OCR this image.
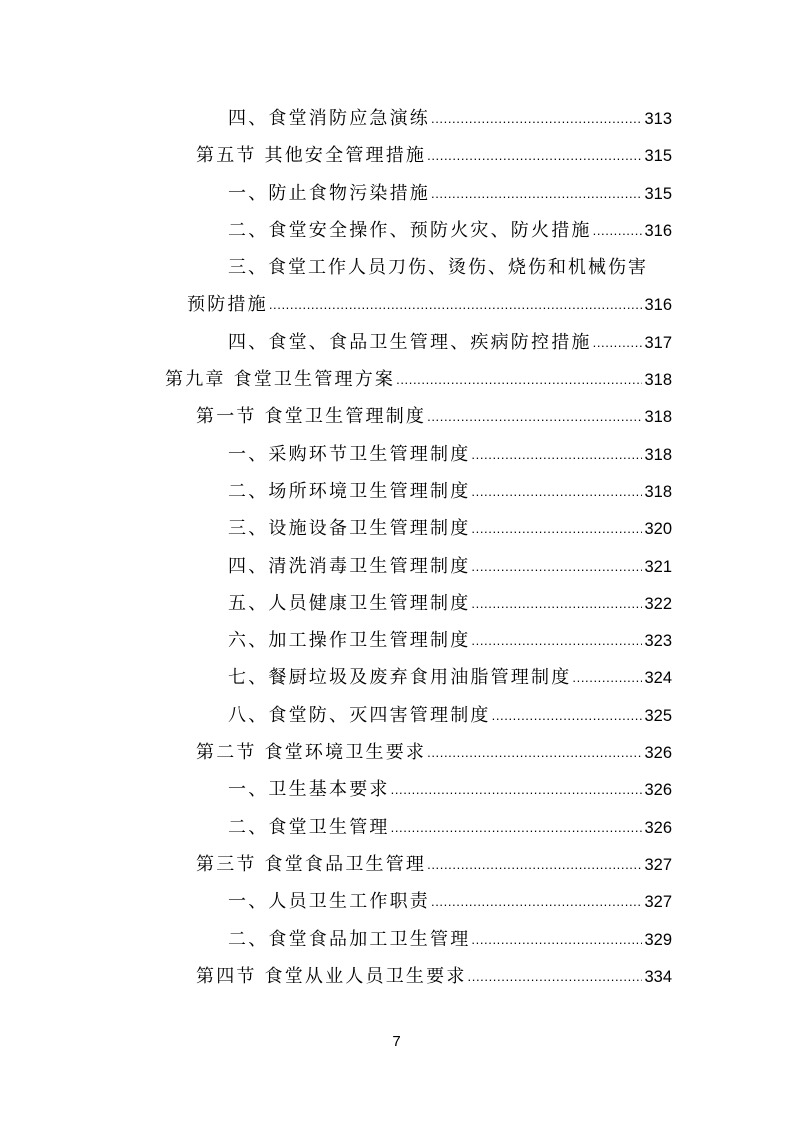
四、食堂消防应急演练 .....	313
第五节 其他安全管理措施 .....	315
一、防止食物污染措施 .....	315
二、食堂安全操作、预防火灾、防火措施 .....	316
三、食堂工作人员刀伤、烫伤、烧伤和机械伤害
预防措施 .....	316
四、食堂、食品卫生管理、疾病防控措施 .....	317
第九章 食堂卫生管理方案 .....	318
第一节 食堂卫生管理制度 .....	318
一、采购环节卫生管理制度 .....	318
二、场所环境卫生管理制度 .....	318
三、设施设备卫生管理制度 .....	320
四、清洗消毒卫生管理制度 .....	321
五、人员健康卫生管理制度 .....	322
六、加工操作卫生管理制度 .....	323
七、餐厨垃圾及废弃食用油脂管理制度 .....	324
八、食堂防、灭四害管理制度 .....	325
第二节 食堂环境卫生要求 .....	326
一、卫生基本要求 .....	326
二、食堂卫生管理 .....	326
第三节 食堂食品卫生管理 .....	327
一、人员卫生工作职责 .....	327
二、食堂食品加工卫生管理 .....	329
第四节 食堂从业人员卫生要求 .....	334
7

************

Exercise details: Pictures are to be left out; all else in the entries above is to be quoted exactly.

Exercise result:
OCR this image.
四、食堂消防应急演练 .....	313
第五节 其他安全管理措施 .....	315
一、防止食物污染措施 .....	315
二、食堂安全操作、预防火灾、防火措施 .....	316
三、食堂工作人员刀伤、烫伤、烧伤和机械伤害
预防措施 .....	316
四、食堂、食品卫生管理、疾病防控措施 .....	317
第九章 食堂卫生管理方案 .....	318
第一节 食堂卫生管理制度 .....	318
一、采购环节卫生管理制度 .....	318
二、场所环境卫生管理制度 .....	318
三、设施设备卫生管理制度 .....	320
四、清洗消毒卫生管理制度 .....	321
五、人员健康卫生管理制度 .....	322
六、加工操作卫生管理制度 .....	323
七、餐厨垃圾及废弃食用油脂管理制度 .....	324
八、食堂防、灭四害管理制度 .....	325
第二节 食堂环境卫生要求 .....	326
一、卫生基本要求 .....	326
二、食堂卫生管理 .....	326
第三节 食堂食品卫生管理 .....	327
一、人员卫生工作职责 .....	327
二、食堂食品加工卫生管理 .....	329
第四节 食堂从业人员卫生要求 .....	334
7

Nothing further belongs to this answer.